Your task is to copy the listing exactly, with the pictures left out.

>> begin

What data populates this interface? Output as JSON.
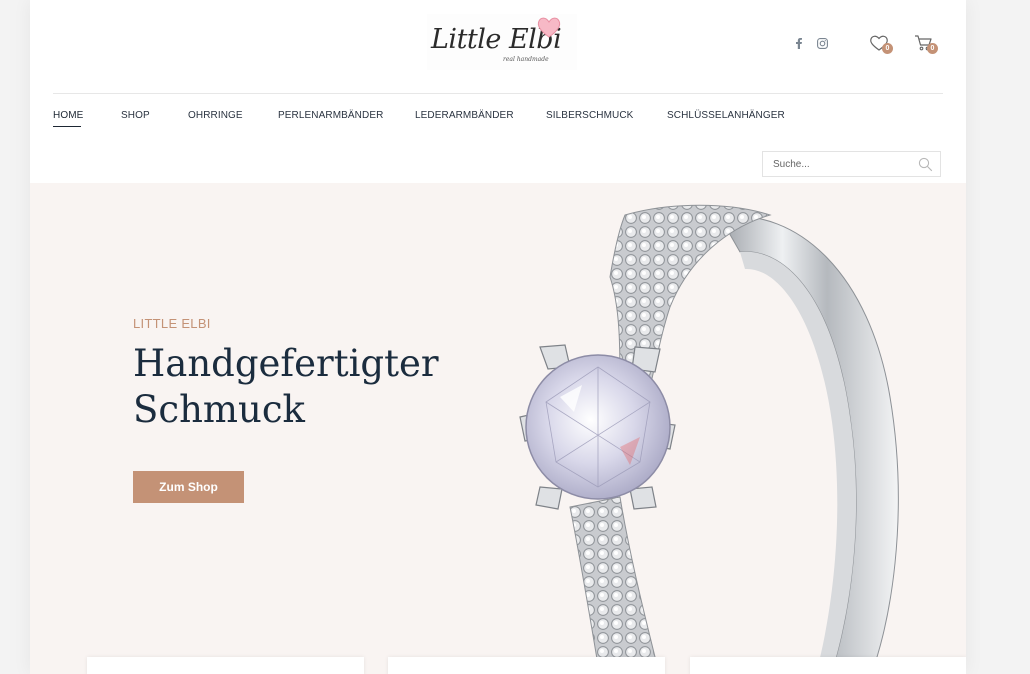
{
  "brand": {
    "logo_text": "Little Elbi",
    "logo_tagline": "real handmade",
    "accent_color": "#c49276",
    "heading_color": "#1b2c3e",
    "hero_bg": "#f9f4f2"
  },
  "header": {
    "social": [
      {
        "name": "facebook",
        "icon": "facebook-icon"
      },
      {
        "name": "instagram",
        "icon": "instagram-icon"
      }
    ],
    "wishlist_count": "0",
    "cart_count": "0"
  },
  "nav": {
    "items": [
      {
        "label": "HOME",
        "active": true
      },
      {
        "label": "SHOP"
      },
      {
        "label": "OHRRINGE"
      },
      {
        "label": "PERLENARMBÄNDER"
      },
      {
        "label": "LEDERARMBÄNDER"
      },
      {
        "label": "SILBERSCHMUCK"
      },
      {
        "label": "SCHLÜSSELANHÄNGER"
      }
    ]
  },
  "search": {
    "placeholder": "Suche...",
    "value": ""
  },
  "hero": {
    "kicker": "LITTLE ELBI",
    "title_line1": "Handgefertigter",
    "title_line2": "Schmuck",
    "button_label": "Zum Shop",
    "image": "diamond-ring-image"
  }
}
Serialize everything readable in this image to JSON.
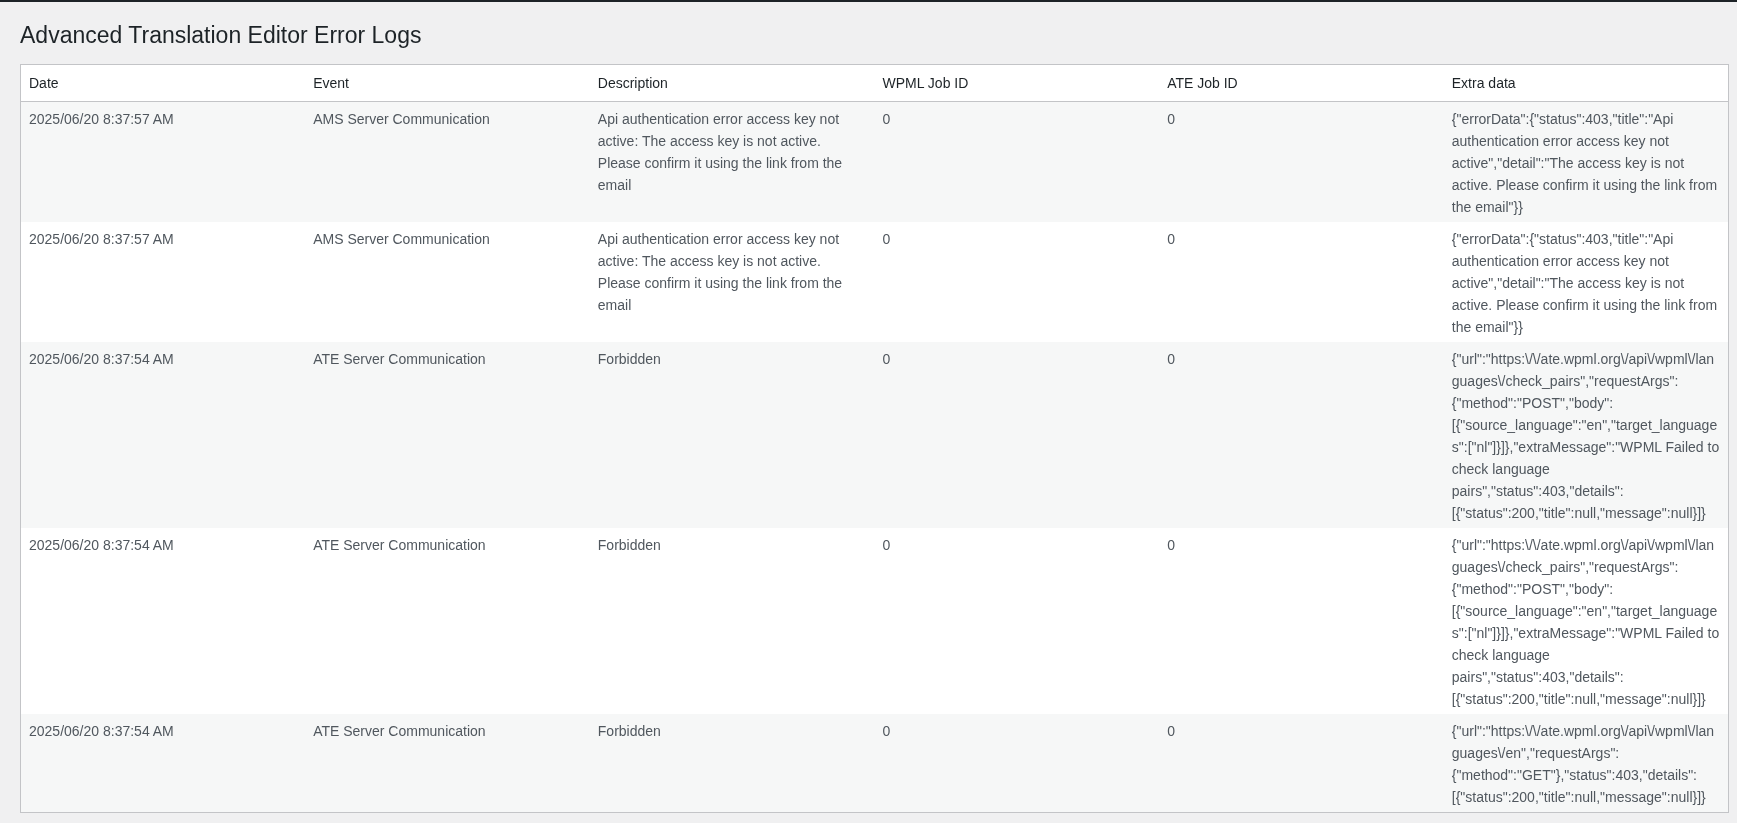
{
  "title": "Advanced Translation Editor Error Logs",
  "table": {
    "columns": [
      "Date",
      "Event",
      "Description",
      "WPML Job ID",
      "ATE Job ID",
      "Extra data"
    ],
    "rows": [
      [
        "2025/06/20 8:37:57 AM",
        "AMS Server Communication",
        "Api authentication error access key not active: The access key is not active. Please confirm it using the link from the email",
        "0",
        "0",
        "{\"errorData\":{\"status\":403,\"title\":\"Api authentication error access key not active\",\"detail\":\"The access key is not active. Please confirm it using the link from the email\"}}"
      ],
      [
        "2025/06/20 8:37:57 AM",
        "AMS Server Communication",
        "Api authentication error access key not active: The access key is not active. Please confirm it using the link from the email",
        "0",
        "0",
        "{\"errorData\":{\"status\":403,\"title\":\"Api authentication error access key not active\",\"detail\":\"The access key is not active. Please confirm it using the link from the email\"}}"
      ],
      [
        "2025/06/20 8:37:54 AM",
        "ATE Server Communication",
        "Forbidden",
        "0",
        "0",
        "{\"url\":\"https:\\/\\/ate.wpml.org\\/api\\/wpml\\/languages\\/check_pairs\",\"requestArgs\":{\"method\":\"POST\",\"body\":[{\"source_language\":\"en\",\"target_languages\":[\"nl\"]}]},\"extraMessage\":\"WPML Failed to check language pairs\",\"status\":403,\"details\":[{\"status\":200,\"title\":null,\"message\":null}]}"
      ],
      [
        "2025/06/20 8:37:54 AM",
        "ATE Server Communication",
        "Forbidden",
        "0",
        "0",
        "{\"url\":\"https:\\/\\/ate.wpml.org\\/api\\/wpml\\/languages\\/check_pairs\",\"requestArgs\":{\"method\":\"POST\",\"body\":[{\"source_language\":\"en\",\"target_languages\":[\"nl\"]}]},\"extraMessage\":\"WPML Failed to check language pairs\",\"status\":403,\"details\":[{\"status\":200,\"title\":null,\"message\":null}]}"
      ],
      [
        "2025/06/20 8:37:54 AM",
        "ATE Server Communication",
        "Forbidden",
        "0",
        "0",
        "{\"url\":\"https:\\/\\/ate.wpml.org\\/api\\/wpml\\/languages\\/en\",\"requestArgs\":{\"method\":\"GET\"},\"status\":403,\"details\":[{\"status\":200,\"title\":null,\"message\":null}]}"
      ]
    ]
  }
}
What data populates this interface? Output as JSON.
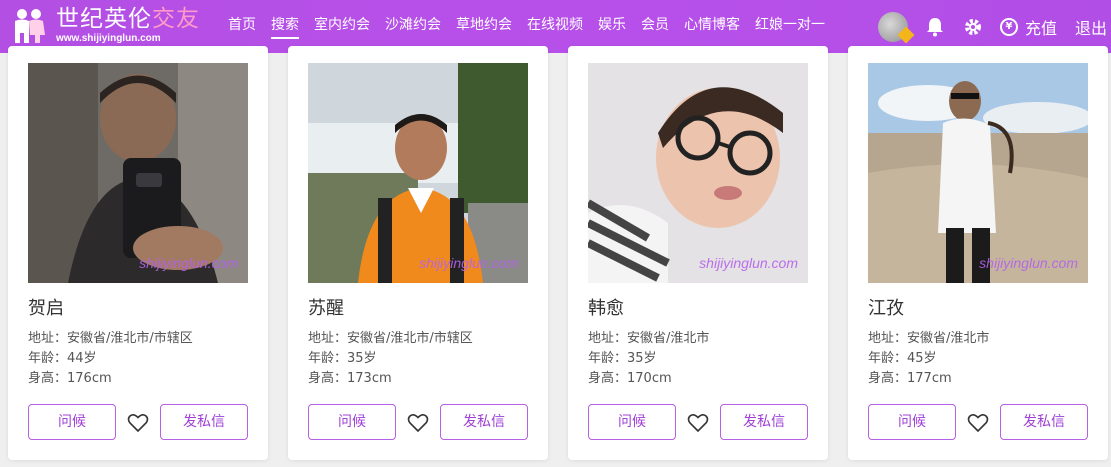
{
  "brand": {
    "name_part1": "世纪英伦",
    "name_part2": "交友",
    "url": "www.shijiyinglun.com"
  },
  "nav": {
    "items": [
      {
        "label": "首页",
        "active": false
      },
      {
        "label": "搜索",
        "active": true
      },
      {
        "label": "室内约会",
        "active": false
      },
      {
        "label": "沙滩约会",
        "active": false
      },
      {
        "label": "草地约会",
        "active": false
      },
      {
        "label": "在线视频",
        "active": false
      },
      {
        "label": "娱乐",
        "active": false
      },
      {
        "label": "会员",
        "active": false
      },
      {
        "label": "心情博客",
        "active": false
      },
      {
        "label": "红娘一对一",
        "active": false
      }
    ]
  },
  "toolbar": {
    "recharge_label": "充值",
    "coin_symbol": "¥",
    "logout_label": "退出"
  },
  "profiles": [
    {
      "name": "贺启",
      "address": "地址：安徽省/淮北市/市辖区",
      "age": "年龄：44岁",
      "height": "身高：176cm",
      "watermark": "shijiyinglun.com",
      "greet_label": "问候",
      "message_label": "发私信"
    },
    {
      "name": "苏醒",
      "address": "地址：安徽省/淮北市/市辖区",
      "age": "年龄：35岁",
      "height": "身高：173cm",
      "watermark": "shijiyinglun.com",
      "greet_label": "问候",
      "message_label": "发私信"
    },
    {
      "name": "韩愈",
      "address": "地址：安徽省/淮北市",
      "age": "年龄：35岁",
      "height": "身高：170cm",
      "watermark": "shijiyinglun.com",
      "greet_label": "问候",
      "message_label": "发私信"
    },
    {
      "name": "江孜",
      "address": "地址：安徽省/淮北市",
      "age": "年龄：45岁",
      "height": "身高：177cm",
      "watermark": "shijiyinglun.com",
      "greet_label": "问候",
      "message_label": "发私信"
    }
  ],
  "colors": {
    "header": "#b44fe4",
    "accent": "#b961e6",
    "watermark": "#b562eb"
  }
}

>> end

**ANSWER IN FULL:**
What data populates this interface? Output as JSON.
{
  "brand": {
    "logo_text": "Little Elbi",
    "logo_tagline": "real handmade",
    "accent_color": "#c49276",
    "heading_color": "#1b2c3e",
    "hero_bg": "#f9f4f2"
  },
  "header": {
    "social": [
      {
        "name": "facebook",
        "icon": "facebook-icon"
      },
      {
        "name": "instagram",
        "icon": "instagram-icon"
      }
    ],
    "wishlist_count": "0",
    "cart_count": "0"
  },
  "nav": {
    "items": [
      {
        "label": "HOME",
        "active": true
      },
      {
        "label": "SHOP"
      },
      {
        "label": "OHRRINGE"
      },
      {
        "label": "PERLENARMBÄNDER"
      },
      {
        "label": "LEDERARMBÄNDER"
      },
      {
        "label": "SILBERSCHMUCK"
      },
      {
        "label": "SCHLÜSSELANHÄNGER"
      }
    ]
  },
  "search": {
    "placeholder": "Suche...",
    "value": ""
  },
  "hero": {
    "kicker": "LITTLE ELBI",
    "title_line1": "Handgefertigter",
    "title_line2": "Schmuck",
    "button_label": "Zum Shop",
    "image": "diamond-ring-image"
  }
}
Serialize everything readable in this image to JSON.
{
  "title": "Advanced Translation Editor Error Logs",
  "table": {
    "columns": [
      "Date",
      "Event",
      "Description",
      "WPML Job ID",
      "ATE Job ID",
      "Extra data"
    ],
    "rows": [
      [
        "2025/06/20 8:37:57 AM",
        "AMS Server Communication",
        "Api authentication error access key not active: The access key is not active. Please confirm it using the link from the email",
        "0",
        "0",
        "{\"errorData\":{\"status\":403,\"title\":\"Api authentication error access key not active\",\"detail\":\"The access key is not active. Please confirm it using the link from the email\"}}"
      ],
      [
        "2025/06/20 8:37:57 AM",
        "AMS Server Communication",
        "Api authentication error access key not active: The access key is not active. Please confirm it using the link from the email",
        "0",
        "0",
        "{\"errorData\":{\"status\":403,\"title\":\"Api authentication error access key not active\",\"detail\":\"The access key is not active. Please confirm it using the link from the email\"}}"
      ],
      [
        "2025/06/20 8:37:54 AM",
        "ATE Server Communication",
        "Forbidden",
        "0",
        "0",
        "{\"url\":\"https:\\/\\/ate.wpml.org\\/api\\/wpml\\/languages\\/check_pairs\",\"requestArgs\":{\"method\":\"POST\",\"body\":[{\"source_language\":\"en\",\"target_languages\":[\"nl\"]}]},\"extraMessage\":\"WPML Failed to check language pairs\",\"status\":403,\"details\":[{\"status\":200,\"title\":null,\"message\":null}]}"
      ],
      [
        "2025/06/20 8:37:54 AM",
        "ATE Server Communication",
        "Forbidden",
        "0",
        "0",
        "{\"url\":\"https:\\/\\/ate.wpml.org\\/api\\/wpml\\/languages\\/check_pairs\",\"requestArgs\":{\"method\":\"POST\",\"body\":[{\"source_language\":\"en\",\"target_languages\":[\"nl\"]}]},\"extraMessage\":\"WPML Failed to check language pairs\",\"status\":403,\"details\":[{\"status\":200,\"title\":null,\"message\":null}]}"
      ],
      [
        "2025/06/20 8:37:54 AM",
        "ATE Server Communication",
        "Forbidden",
        "0",
        "0",
        "{\"url\":\"https:\\/\\/ate.wpml.org\\/api\\/wpml\\/languages\\/en\",\"requestArgs\":{\"method\":\"GET\"},\"status\":403,\"details\":[{\"status\":200,\"title\":null,\"message\":null}]}"
      ]
    ]
  }
}
What data populates this interface? Output as JSON.
{
  "brand": {
    "name_part1": "世纪英伦",
    "name_part2": "交友",
    "url": "www.shijiyinglun.com"
  },
  "nav": {
    "items": [
      {
        "label": "首页",
        "active": false
      },
      {
        "label": "搜索",
        "active": true
      },
      {
        "label": "室内约会",
        "active": false
      },
      {
        "label": "沙滩约会",
        "active": false
      },
      {
        "label": "草地约会",
        "active": false
      },
      {
        "label": "在线视频",
        "active": false
      },
      {
        "label": "娱乐",
        "active": false
      },
      {
        "label": "会员",
        "active": false
      },
      {
        "label": "心情博客",
        "active": false
      },
      {
        "label": "红娘一对一",
        "active": false
      }
    ]
  },
  "toolbar": {
    "recharge_label": "充值",
    "coin_symbol": "¥",
    "logout_label": "退出"
  },
  "profiles": [
    {
      "name": "贺启",
      "address": "地址：安徽省/淮北市/市辖区",
      "age": "年龄：44岁",
      "height": "身高：176cm",
      "watermark": "shijiyinglun.com",
      "greet_label": "问候",
      "message_label": "发私信"
    },
    {
      "name": "苏醒",
      "address": "地址：安徽省/淮北市/市辖区",
      "age": "年龄：35岁",
      "height": "身高：173cm",
      "watermark": "shijiyinglun.com",
      "greet_label": "问候",
      "message_label": "发私信"
    },
    {
      "name": "韩愈",
      "address": "地址：安徽省/淮北市",
      "age": "年龄：35岁",
      "height": "身高：170cm",
      "watermark": "shijiyinglun.com",
      "greet_label": "问候",
      "message_label": "发私信"
    },
    {
      "name": "江孜",
      "address": "地址：安徽省/淮北市",
      "age": "年龄：45岁",
      "height": "身高：177cm",
      "watermark": "shijiyinglun.com",
      "greet_label": "问候",
      "message_label": "发私信"
    }
  ],
  "colors": {
    "header": "#b44fe4",
    "accent": "#b961e6",
    "watermark": "#b562eb"
  }
}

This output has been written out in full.